-- DATA SECTION start --
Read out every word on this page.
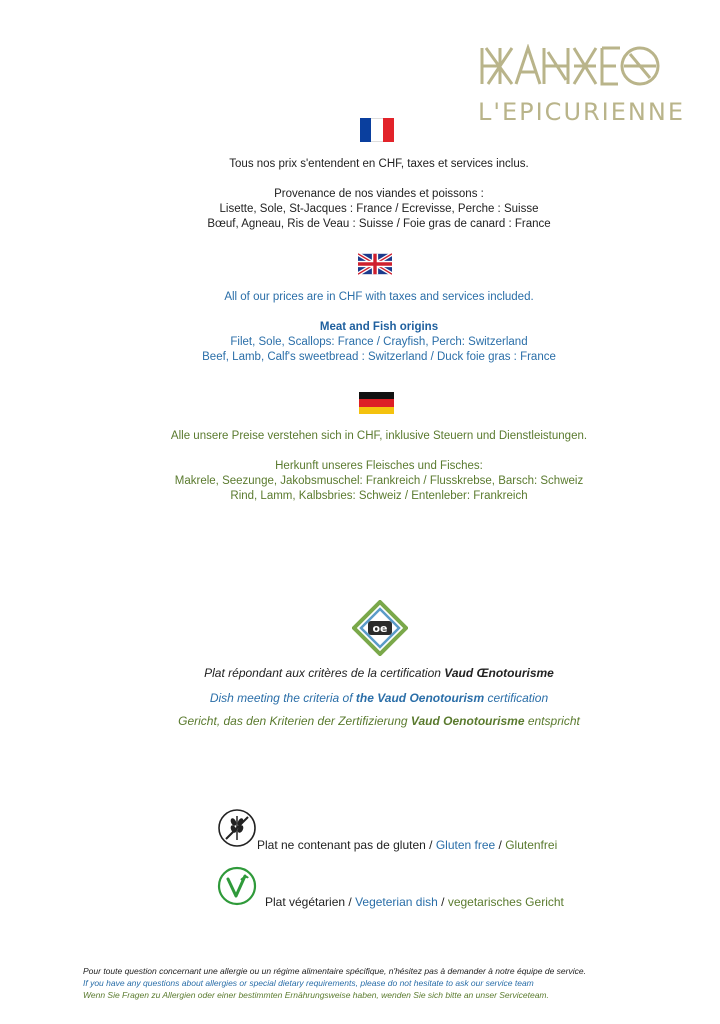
L'EPICURIENNE
Tous nos prix s'entendent en CHF, taxes et services inclus.
Provenance de nos viandes et poissons :
Lisette, Sole, St-Jacques : France / Ecrevisse, Perche : Suisse
Bœuf, Agneau, Ris de Veau : Suisse / Foie gras de canard : France
All of our prices are in CHF with taxes and services included.
Meat and Fish origins
Filet, Sole, Scallops: France / Crayfish, Perch: Switzerland
Beef, Lamb, Calf's sweetbread : Switzerland / Duck foie gras : France
Alle unsere Preise verstehen sich in CHF, inklusive Steuern und Dienstleistungen.
Herkunft unseres Fleisches und Fisches:
Makrele, Seezunge, Jakobsmuschel: Frankreich / Flusskrebse, Barsch: Schweiz
Rind, Lamm, Kalbsbries: Schweiz / Entenleber: Frankreich
oe
Plat répondant aux critères de la certification Vaud Œnotourisme
Dish meeting the criteria of the Vaud Oenotourism certification
Gericht, das den Kriterien der Zertifizierung Vaud Oenotourisme entspricht
Plat ne contenant pas de gluten / Gluten free / Glutenfrei
Plat végétarien / Vegeterian dish / vegetarisches Gericht
Pour toute question concernant une allergie ou un régime alimentaire spécifique, n'hésitez pas à demander à notre équipe de service.
If you have any questions about allergies or special dietary requirements, please do not hesitate to ask our service team
Wenn Sie Fragen zu Allergien oder einer bestimmten Ernährungsweise haben, wenden Sie sich bitte an unser Serviceteam.
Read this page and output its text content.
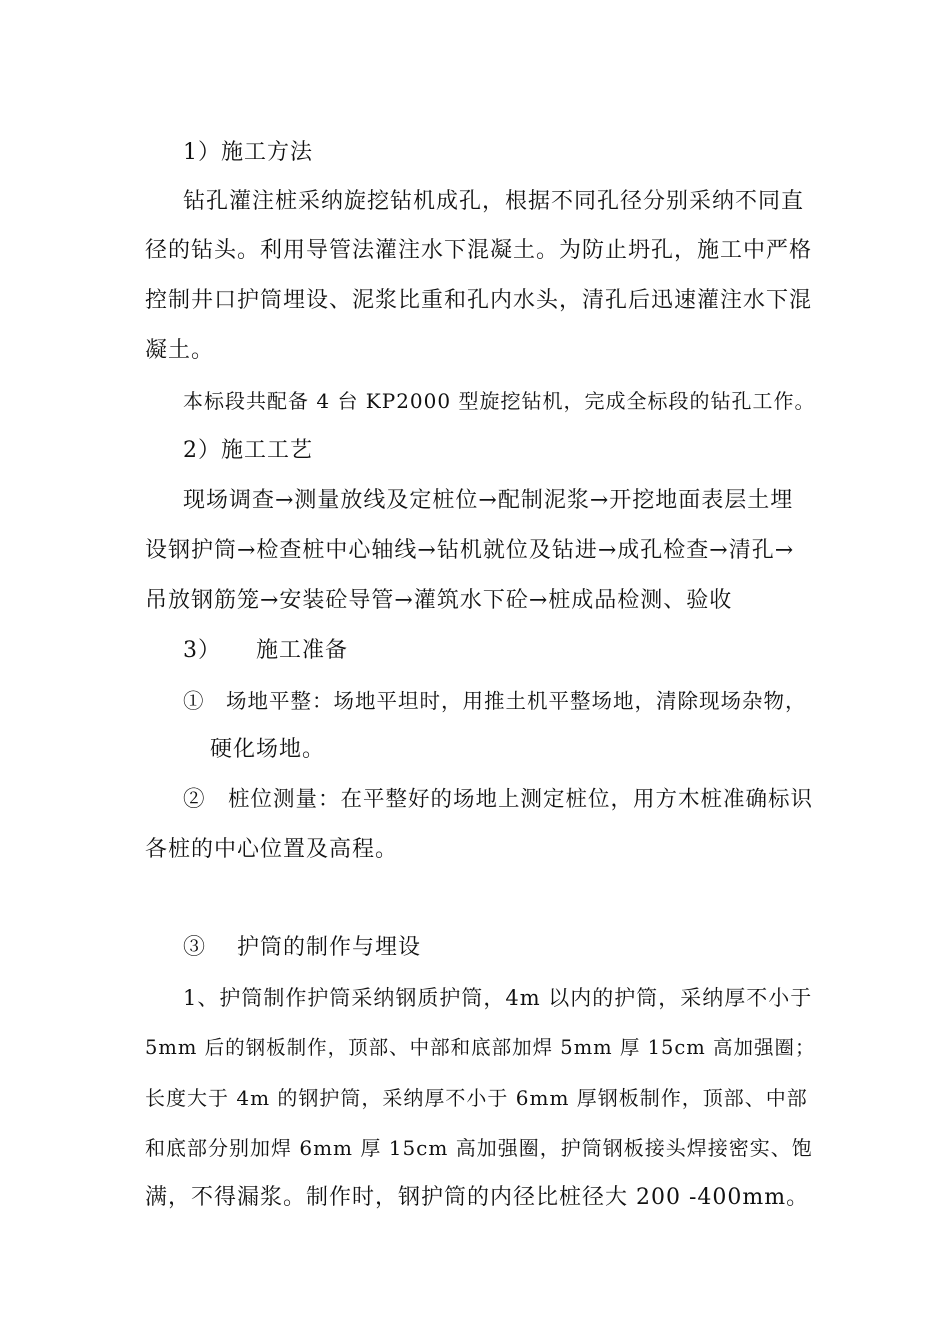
1）施工方法
钻孔灌注桩采纳旋挖钻机成孔，根据不同孔径分别采纳不同直
径的钻头。利用导管法灌注水下混凝土。为防止坍孔，施工中严格
控制井口护筒埋设、泥浆比重和孔内水头，清孔后迅速灌注水下混
凝土。
本标段共配备 4 台 KP2000 型旋挖钻机，完成全标段的钻孔工作。
2）施工工艺
现场调查→测量放线及定桩位→配制泥浆→开挖地面表层土埋
设钢护筒→检查桩中心轴线→钻机就位及钻进→成孔检查→清孔→
吊放钢筋笼→安装砼导管→灌筑水下砼→桩成品检测、验收
3）　　施工准备
①　场地平整：场地平坦时，用推土机平整场地，清除现场杂物，
硬化场地。
②　桩位测量：在平整好的场地上测定桩位，用方木桩准确标识
各桩的中心位置及高程。
③　 护筒的制作与埋设
1、护筒制作护筒采纳钢质护筒，4m 以内的护筒，采纳厚不小于
5mm 后的钢板制作，顶部、中部和底部加焊 5mm 厚 15cm 高加强圈；
长度大于 4m 的钢护筒，采纳厚不小于 6mm 厚钢板制作，顶部、中部
和底部分别加焊 6mm 厚 15cm 高加强圈，护筒钢板接头焊接密实、饱
满，不得漏浆。制作时，钢护筒的内径比桩径大 200 -400mm。
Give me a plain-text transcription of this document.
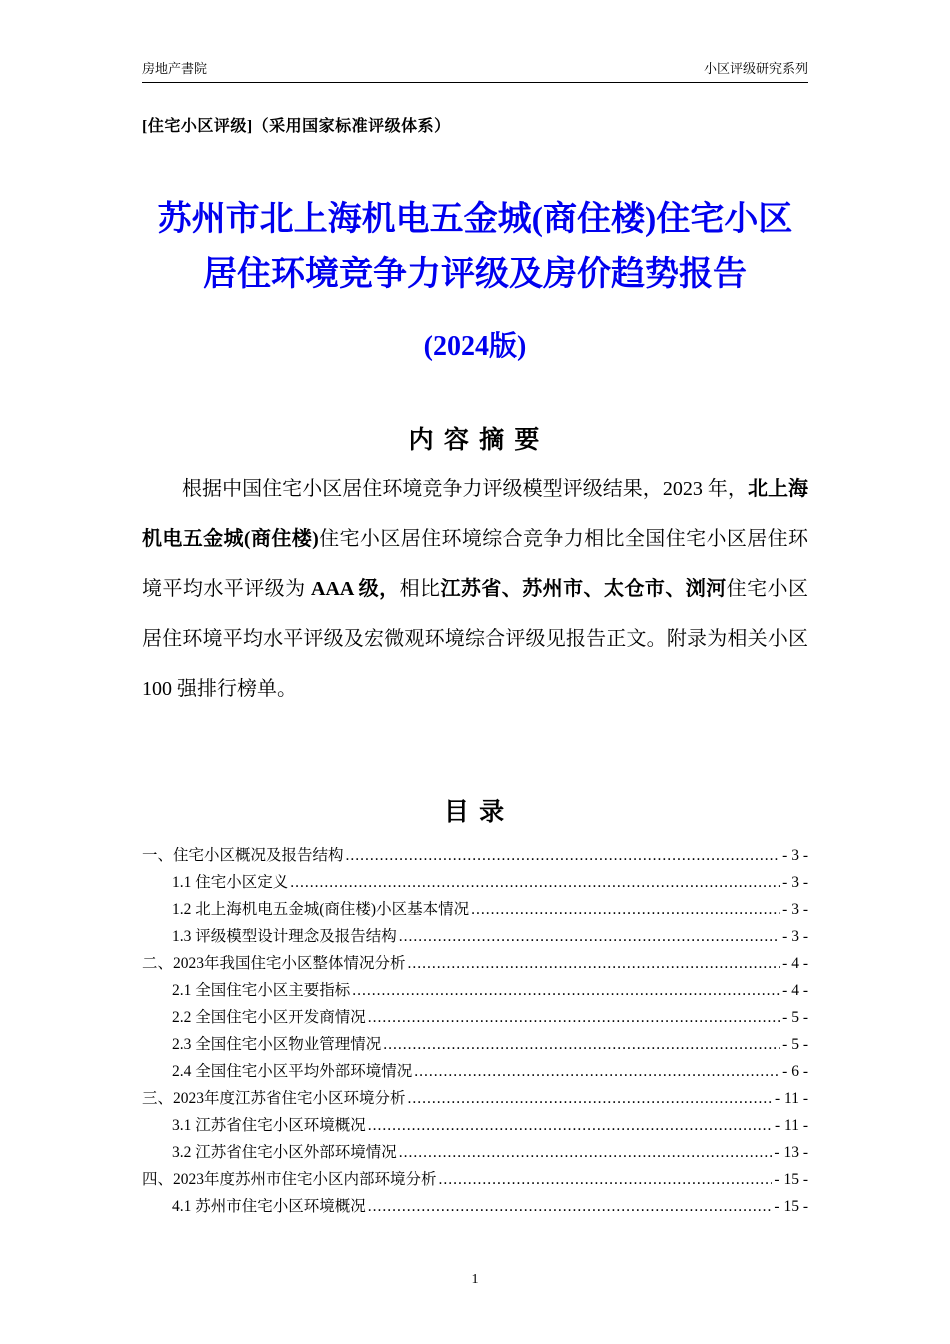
房地产書院	小区评级研究系列
[住宅小区评级]（采用国家标准评级体系）
苏州市北上海机电五金城(商住楼)住宅小区
居住环境竞争力评级及房价趋势报告
(2024版)
内 容 摘 要

根据中国住宅小区居住环境竞争力评级模型评级结果，2023 年，北上海机电五金城(商住楼)住宅小区居住环境综合竞争力相比全国住宅小区居住环境平均水平评级为 AAA 级，相比江苏省、苏州市、太仓市、浏河住宅小区居住环境平均水平评级及宏微观环境综合评级见报告正文。附录为相关小区 100 强排行榜单。

目 录
一、住宅小区概况及报告结构 .....	- 3 -
1.1 住宅小区定义 .....	- 3 -
1.2 北上海机电五金城(商住楼)小区基本情况 .....	- 3 -
1.3 评级模型设计理念及报告结构 .....	- 3 -
二、2023年我国住宅小区整体情况分析 .....	- 4 -
2.1 全国住宅小区主要指标 .....	- 4 -
2.2 全国住宅小区开发商情况 .....	- 5 -
2.3 全国住宅小区物业管理情况 .....	- 5 -
2.4 全国住宅小区平均外部环境情况 .....	- 6 -
三、2023年度江苏省住宅小区环境分析 .....	- 11 -
3.1 江苏省住宅小区环境概况 .....	- 11 -
3.2 江苏省住宅小区外部环境情况 .....	- 13 -
四、2023年度苏州市住宅小区内部环境分析 .....	- 15 -
4.1 苏州市住宅小区环境概况 .....	- 15 -
1
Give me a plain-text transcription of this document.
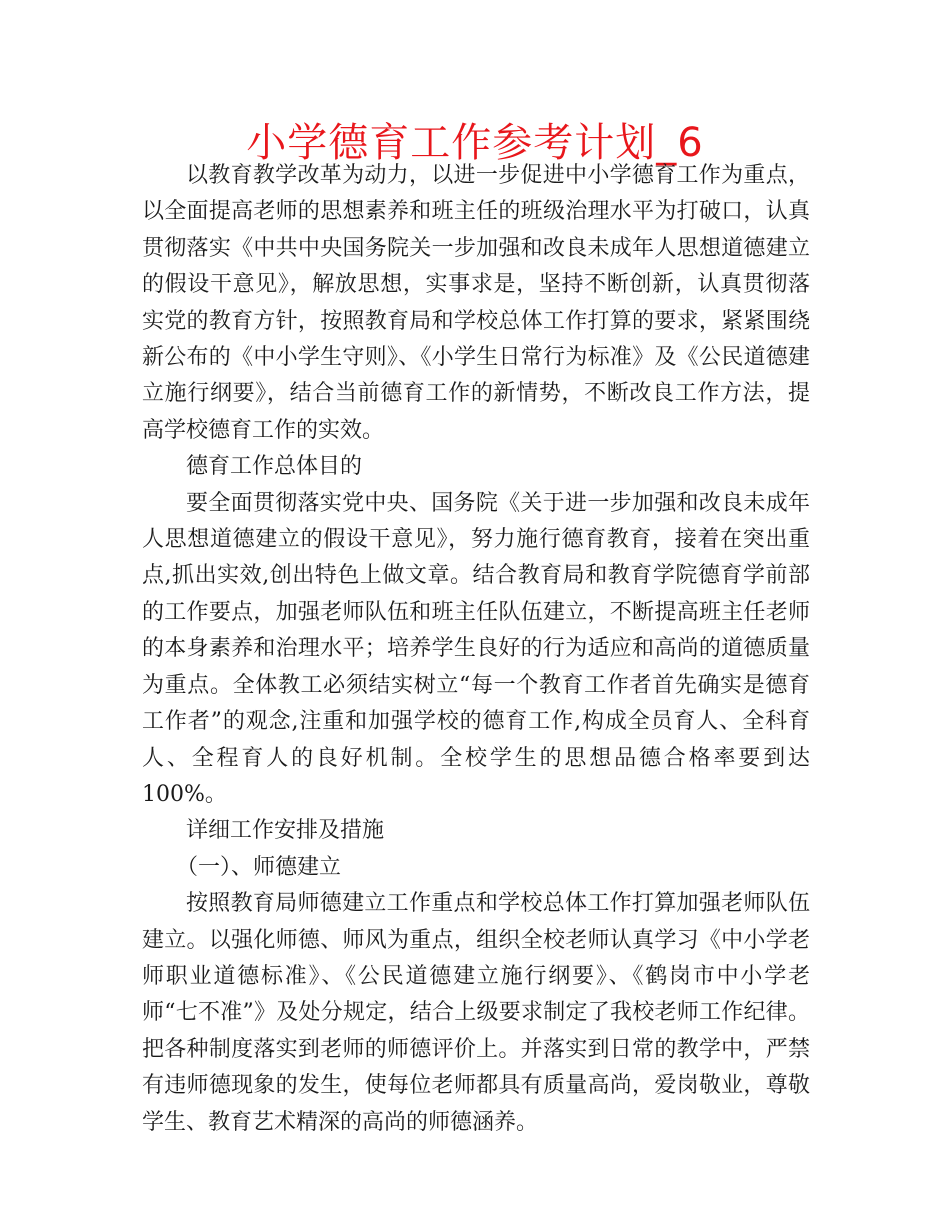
小学德育工作参考计划_6

以教育教学改革为动力，以进一步促进中小学德育工作为重点，以全面提高老师的思想素养和班主任的班级治理水平为打破口，认真贯彻落实《中共中央国务院关一步加强和改良未成年人思想道德建立的假设干意见》，解放思想，实事求是，坚持不断创新，认真贯彻落实党的教育方针，按照教育局和学校总体工作打算的要求，紧紧围绕新公布的《中小学生守则》、《小学生日常行为标准》及《公民道德建立施行纲要》，结合当前德育工作的新情势，不断改良工作方法，提高学校德育工作的实效。

德育工作总体目的

要全面贯彻落实党中央、国务院《关于进一步加强和改良未成年人思想道德建立的假设干意见》，努力施行德育教育，接着在突出重点,抓出实效,创出特色上做文章。结合教育局和教育学院德育学前部的工作要点，加强老师队伍和班主任队伍建立，不断提高班主任老师的本身素养和治理水平；培养学生良好的行为适应和高尚的道德质量为重点。全体教工必须结实树立“每一个教育工作者首先确实是德育工作者”的观念,注重和加强学校的德育工作,构成全员育人、全科育人、全程育人的良好机制。全校学生的思想品德合格率要到达100%。

详细工作安排及措施

（一）、师德建立

按照教育局师德建立工作重点和学校总体工作打算加强老师队伍建立。以强化师德、师风为重点，组织全校老师认真学习《中小学老师职业道德标准》、《公民道德建立施行纲要》、《鹤岗市中小学老师“七不准”》及处分规定，结合上级要求制定了我校老师工作纪律。把各种制度落实到老师的师德评价上。并落实到日常的教学中，严禁有违师德现象的发生，使每位老师都具有质量高尚，爱岗敬业，尊敬学生、教育艺术精深的高尚的师德涵养。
-- DATA SECTION end --
YOUR OBJECTIVE:
Write out all the records again, exactly, minus any pictures.

SOLUTION TO THIS PROBLEM:
Read out every word on this page.
L'EPICURIENNE
Tous nos prix s'entendent en CHF, taxes et services inclus.
Provenance de nos viandes et poissons :
Lisette, Sole, St-Jacques : France / Ecrevisse, Perche : Suisse
Bœuf, Agneau, Ris de Veau : Suisse / Foie gras de canard : France
All of our prices are in CHF with taxes and services included.
Meat and Fish origins
Filet, Sole, Scallops: France / Crayfish, Perch: Switzerland
Beef, Lamb, Calf's sweetbread : Switzerland / Duck foie gras : France
Alle unsere Preise verstehen sich in CHF, inklusive Steuern und Dienstleistungen.
Herkunft unseres Fleisches und Fisches:
Makrele, Seezunge, Jakobsmuschel: Frankreich / Flusskrebse, Barsch: Schweiz
Rind, Lamm, Kalbsbries: Schweiz / Entenleber: Frankreich
oe
Plat répondant aux critères de la certification Vaud Œnotourisme
Dish meeting the criteria of the Vaud Oenotourism certification
Gericht, das den Kriterien der Zertifizierung Vaud Oenotourisme entspricht
Plat ne contenant pas de gluten / Gluten free / Glutenfrei
Plat végétarien / Vegeterian dish / vegetarisches Gericht
Pour toute question concernant une allergie ou un régime alimentaire spécifique, n'hésitez pas à demander à notre équipe de service.
If you have any questions about allergies or special dietary requirements, please do not hesitate to ask our service team
Wenn Sie Fragen zu Allergien oder einer bestimmten Ernährungsweise haben, wenden Sie sich bitte an unser Serviceteam.
Read this page and output its text content.
1）施工方法
钻孔灌注桩采纳旋挖钻机成孔，根据不同孔径分别采纳不同直
径的钻头。利用导管法灌注水下混凝土。为防止坍孔，施工中严格
控制井口护筒埋设、泥浆比重和孔内水头，清孔后迅速灌注水下混
凝土。
本标段共配备 4 台 KP2000 型旋挖钻机，完成全标段的钻孔工作。
2）施工工艺
现场调查→测量放线及定桩位→配制泥浆→开挖地面表层土埋
设钢护筒→检查桩中心轴线→钻机就位及钻进→成孔检查→清孔→
吊放钢筋笼→安装砼导管→灌筑水下砼→桩成品检测、验收
3）　　施工准备
①　场地平整：场地平坦时，用推土机平整场地，清除现场杂物，
硬化场地。
②　桩位测量：在平整好的场地上测定桩位，用方木桩准确标识
各桩的中心位置及高程。
③　 护筒的制作与埋设
1、护筒制作护筒采纳钢质护筒，4m 以内的护筒，采纳厚不小于
5mm 后的钢板制作，顶部、中部和底部加焊 5mm 厚 15cm 高加强圈；
长度大于 4m 的钢护筒，采纳厚不小于 6mm 厚钢板制作，顶部、中部
和底部分别加焊 6mm 厚 15cm 高加强圈，护筒钢板接头焊接密实、饱
满，不得漏浆。制作时，钢护筒的内径比桩径大 200 -400mm。
Give me a plain-text transcription of this document.
房地产書院	小区评级研究系列
[住宅小区评级]（采用国家标准评级体系）
苏州市北上海机电五金城(商住楼)住宅小区
居住环境竞争力评级及房价趋势报告
(2024版)
内 容 摘 要

根据中国住宅小区居住环境竞争力评级模型评级结果，2023 年，北上海机电五金城(商住楼)住宅小区居住环境综合竞争力相比全国住宅小区居住环境平均水平评级为 AAA 级，相比江苏省、苏州市、太仓市、浏河住宅小区居住环境平均水平评级及宏微观环境综合评级见报告正文。附录为相关小区 100 强排行榜单。

目 录
一、住宅小区概况及报告结构 .....	- 3 -
1.1 住宅小区定义 .....	- 3 -
1.2 北上海机电五金城(商住楼)小区基本情况 .....	- 3 -
1.3 评级模型设计理念及报告结构 .....	- 3 -
二、2023年我国住宅小区整体情况分析 .....	- 4 -
2.1 全国住宅小区主要指标 .....	- 4 -
2.2 全国住宅小区开发商情况 .....	- 5 -
2.3 全国住宅小区物业管理情况 .....	- 5 -
2.4 全国住宅小区平均外部环境情况 .....	- 6 -
三、2023年度江苏省住宅小区环境分析 .....	- 11 -
3.1 江苏省住宅小区环境概况 .....	- 11 -
3.2 江苏省住宅小区外部环境情况 .....	- 13 -
四、2023年度苏州市住宅小区内部环境分析 .....	- 15 -
4.1 苏州市住宅小区环境概况 .....	- 15 -
1
Give me a plain-text transcription of this document.
小学德育工作参考计划_6

以教育教学改革为动力，以进一步促进中小学德育工作为重点，以全面提高老师的思想素养和班主任的班级治理水平为打破口，认真贯彻落实《中共中央国务院关一步加强和改良未成年人思想道德建立的假设干意见》，解放思想，实事求是，坚持不断创新，认真贯彻落实党的教育方针，按照教育局和学校总体工作打算的要求，紧紧围绕新公布的《中小学生守则》、《小学生日常行为标准》及《公民道德建立施行纲要》，结合当前德育工作的新情势，不断改良工作方法，提高学校德育工作的实效。

德育工作总体目的

要全面贯彻落实党中央、国务院《关于进一步加强和改良未成年人思想道德建立的假设干意见》，努力施行德育教育，接着在突出重点,抓出实效,创出特色上做文章。结合教育局和教育学院德育学前部的工作要点，加强老师队伍和班主任队伍建立，不断提高班主任老师的本身素养和治理水平；培养学生良好的行为适应和高尚的道德质量为重点。全体教工必须结实树立“每一个教育工作者首先确实是德育工作者”的观念,注重和加强学校的德育工作,构成全员育人、全科育人、全程育人的良好机制。全校学生的思想品德合格率要到达100%。

详细工作安排及措施

（一）、师德建立

按照教育局师德建立工作重点和学校总体工作打算加强老师队伍建立。以强化师德、师风为重点，组织全校老师认真学习《中小学老师职业道德标准》、《公民道德建立施行纲要》、《鹤岗市中小学老师“七不准”》及处分规定，结合上级要求制定了我校老师工作纪律。把各种制度落实到老师的师德评价上。并落实到日常的教学中，严禁有违师德现象的发生，使每位老师都具有质量高尚，爱岗敬业，尊敬学生、教育艺术精深的高尚的师德涵养。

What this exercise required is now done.